_Written task_: Each record below must be returned exactly as shown.

%%

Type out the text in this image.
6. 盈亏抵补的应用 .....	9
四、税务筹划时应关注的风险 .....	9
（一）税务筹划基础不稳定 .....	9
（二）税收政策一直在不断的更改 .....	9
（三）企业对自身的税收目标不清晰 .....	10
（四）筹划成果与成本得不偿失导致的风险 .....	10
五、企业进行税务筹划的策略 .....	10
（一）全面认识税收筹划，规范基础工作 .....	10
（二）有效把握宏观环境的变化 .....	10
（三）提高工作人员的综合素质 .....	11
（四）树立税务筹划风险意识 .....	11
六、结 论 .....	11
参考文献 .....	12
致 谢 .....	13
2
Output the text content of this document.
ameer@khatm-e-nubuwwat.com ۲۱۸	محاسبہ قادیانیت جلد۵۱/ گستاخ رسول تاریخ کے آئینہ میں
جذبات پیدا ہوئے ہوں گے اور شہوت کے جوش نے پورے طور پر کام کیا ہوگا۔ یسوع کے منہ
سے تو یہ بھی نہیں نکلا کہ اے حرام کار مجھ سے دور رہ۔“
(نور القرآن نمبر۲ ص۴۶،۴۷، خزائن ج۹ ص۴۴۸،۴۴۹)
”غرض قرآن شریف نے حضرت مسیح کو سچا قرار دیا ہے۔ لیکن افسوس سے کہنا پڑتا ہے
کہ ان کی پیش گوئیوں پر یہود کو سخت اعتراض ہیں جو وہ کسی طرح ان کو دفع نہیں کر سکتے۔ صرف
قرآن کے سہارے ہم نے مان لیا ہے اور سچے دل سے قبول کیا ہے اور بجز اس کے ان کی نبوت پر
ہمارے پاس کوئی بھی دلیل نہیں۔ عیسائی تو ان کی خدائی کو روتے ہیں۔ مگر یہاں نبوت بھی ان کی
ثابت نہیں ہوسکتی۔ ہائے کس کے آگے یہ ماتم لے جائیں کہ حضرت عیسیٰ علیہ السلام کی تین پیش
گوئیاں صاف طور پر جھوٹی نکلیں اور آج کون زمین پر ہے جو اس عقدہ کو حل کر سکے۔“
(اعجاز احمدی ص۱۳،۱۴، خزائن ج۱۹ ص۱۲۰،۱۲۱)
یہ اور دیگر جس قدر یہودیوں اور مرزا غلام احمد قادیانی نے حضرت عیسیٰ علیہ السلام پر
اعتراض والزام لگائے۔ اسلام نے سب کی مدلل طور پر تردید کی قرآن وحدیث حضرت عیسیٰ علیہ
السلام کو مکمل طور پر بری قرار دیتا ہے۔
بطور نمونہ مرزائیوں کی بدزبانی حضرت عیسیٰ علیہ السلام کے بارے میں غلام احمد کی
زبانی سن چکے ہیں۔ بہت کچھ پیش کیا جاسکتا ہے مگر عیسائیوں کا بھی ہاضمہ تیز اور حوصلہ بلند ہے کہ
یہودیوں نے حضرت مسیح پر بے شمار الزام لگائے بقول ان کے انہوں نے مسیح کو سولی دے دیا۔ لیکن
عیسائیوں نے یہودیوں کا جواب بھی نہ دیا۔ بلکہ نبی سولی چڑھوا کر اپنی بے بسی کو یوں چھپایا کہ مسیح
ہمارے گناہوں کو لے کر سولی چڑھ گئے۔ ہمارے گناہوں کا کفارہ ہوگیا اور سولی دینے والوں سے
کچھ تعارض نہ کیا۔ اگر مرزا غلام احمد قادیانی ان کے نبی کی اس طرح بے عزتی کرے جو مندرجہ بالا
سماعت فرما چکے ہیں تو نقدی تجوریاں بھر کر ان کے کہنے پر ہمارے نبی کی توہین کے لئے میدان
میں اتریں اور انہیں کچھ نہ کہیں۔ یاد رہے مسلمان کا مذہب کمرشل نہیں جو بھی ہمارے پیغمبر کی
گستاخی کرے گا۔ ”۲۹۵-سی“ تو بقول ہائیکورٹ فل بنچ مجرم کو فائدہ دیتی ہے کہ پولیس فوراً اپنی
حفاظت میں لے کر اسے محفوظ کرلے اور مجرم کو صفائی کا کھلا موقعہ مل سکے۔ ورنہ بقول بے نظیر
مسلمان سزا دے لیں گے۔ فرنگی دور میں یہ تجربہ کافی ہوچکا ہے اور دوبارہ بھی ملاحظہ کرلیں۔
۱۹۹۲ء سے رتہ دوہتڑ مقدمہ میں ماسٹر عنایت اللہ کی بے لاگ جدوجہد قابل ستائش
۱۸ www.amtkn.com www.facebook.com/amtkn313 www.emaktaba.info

%%

_Result of this exercise_:
Type out the text in this image.
6. 盈亏抵补的应用 .....	9
四、税务筹划时应关注的风险 .....	9
（一）税务筹划基础不稳定 .....	9
（二）税收政策一直在不断的更改 .....	9
（三）企业对自身的税收目标不清晰 .....	10
（四）筹划成果与成本得不偿失导致的风险 .....	10
五、企业进行税务筹划的策略 .....	10
（一）全面认识税收筹划，规范基础工作 .....	10
（二）有效把握宏观环境的变化 .....	10
（三）提高工作人员的综合素质 .....	11
（四）树立税务筹划风险意识 .....	11
六、结 论 .....	11
参考文献 .....	12
致 谢 .....	13
2
Output the text content of this document.
ameer@khatm-e-nubuwwat.com ۲۱۸	محاسبہ قادیانیت جلد۵۱/ گستاخ رسول تاریخ کے آئینہ میں
جذبات پیدا ہوئے ہوں گے اور شہوت کے جوش نے پورے طور پر کام کیا ہوگا۔ یسوع کے منہ
سے تو یہ بھی نہیں نکلا کہ اے حرام کار مجھ سے دور رہ۔“
(نور القرآن نمبر۲ ص۴۶،۴۷، خزائن ج۹ ص۴۴۸،۴۴۹)
”غرض قرآن شریف نے حضرت مسیح کو سچا قرار دیا ہے۔ لیکن افسوس سے کہنا پڑتا ہے
کہ ان کی پیش گوئیوں پر یہود کو سخت اعتراض ہیں جو وہ کسی طرح ان کو دفع نہیں کر سکتے۔ صرف
قرآن کے سہارے ہم نے مان لیا ہے اور سچے دل سے قبول کیا ہے اور بجز اس کے ان کی نبوت پر
ہمارے پاس کوئی بھی دلیل نہیں۔ عیسائی تو ان کی خدائی کو روتے ہیں۔ مگر یہاں نبوت بھی ان کی
ثابت نہیں ہوسکتی۔ ہائے کس کے آگے یہ ماتم لے جائیں کہ حضرت عیسیٰ علیہ السلام کی تین پیش
گوئیاں صاف طور پر جھوٹی نکلیں اور آج کون زمین پر ہے جو اس عقدہ کو حل کر سکے۔“
(اعجاز احمدی ص۱۳،۱۴، خزائن ج۱۹ ص۱۲۰،۱۲۱)
یہ اور دیگر جس قدر یہودیوں اور مرزا غلام احمد قادیانی نے حضرت عیسیٰ علیہ السلام پر
اعتراض والزام لگائے۔ اسلام نے سب کی مدلل طور پر تردید کی قرآن وحدیث حضرت عیسیٰ علیہ
السلام کو مکمل طور پر بری قرار دیتا ہے۔
بطور نمونہ مرزائیوں کی بدزبانی حضرت عیسیٰ علیہ السلام کے بارے میں غلام احمد کی
زبانی سن چکے ہیں۔ بہت کچھ پیش کیا جاسکتا ہے مگر عیسائیوں کا بھی ہاضمہ تیز اور حوصلہ بلند ہے کہ
یہودیوں نے حضرت مسیح پر بے شمار الزام لگائے بقول ان کے انہوں نے مسیح کو سولی دے دیا۔ لیکن
عیسائیوں نے یہودیوں کا جواب بھی نہ دیا۔ بلکہ نبی سولی چڑھوا کر اپنی بے بسی کو یوں چھپایا کہ مسیح
ہمارے گناہوں کو لے کر سولی چڑھ گئے۔ ہمارے گناہوں کا کفارہ ہوگیا اور سولی دینے والوں سے
کچھ تعارض نہ کیا۔ اگر مرزا غلام احمد قادیانی ان کے نبی کی اس طرح بے عزتی کرے جو مندرجہ بالا
سماعت فرما چکے ہیں تو نقدی تجوریاں بھر کر ان کے کہنے پر ہمارے نبی کی توہین کے لئے میدان
میں اتریں اور انہیں کچھ نہ کہیں۔ یاد رہے مسلمان کا مذہب کمرشل نہیں جو بھی ہمارے پیغمبر کی
گستاخی کرے گا۔ ”۲۹۵-سی“ تو بقول ہائیکورٹ فل بنچ مجرم کو فائدہ دیتی ہے کہ پولیس فوراً اپنی
حفاظت میں لے کر اسے محفوظ کرلے اور مجرم کو صفائی کا کھلا موقعہ مل سکے۔ ورنہ بقول بے نظیر
مسلمان سزا دے لیں گے۔ فرنگی دور میں یہ تجربہ کافی ہوچکا ہے اور دوبارہ بھی ملاحظہ کرلیں۔
۱۹۹۲ء سے رتہ دوہتڑ مقدمہ میں ماسٹر عنایت اللہ کی بے لاگ جدوجہد قابل ستائش
۱۸ www.amtkn.com www.facebook.com/amtkn313 www.emaktaba.info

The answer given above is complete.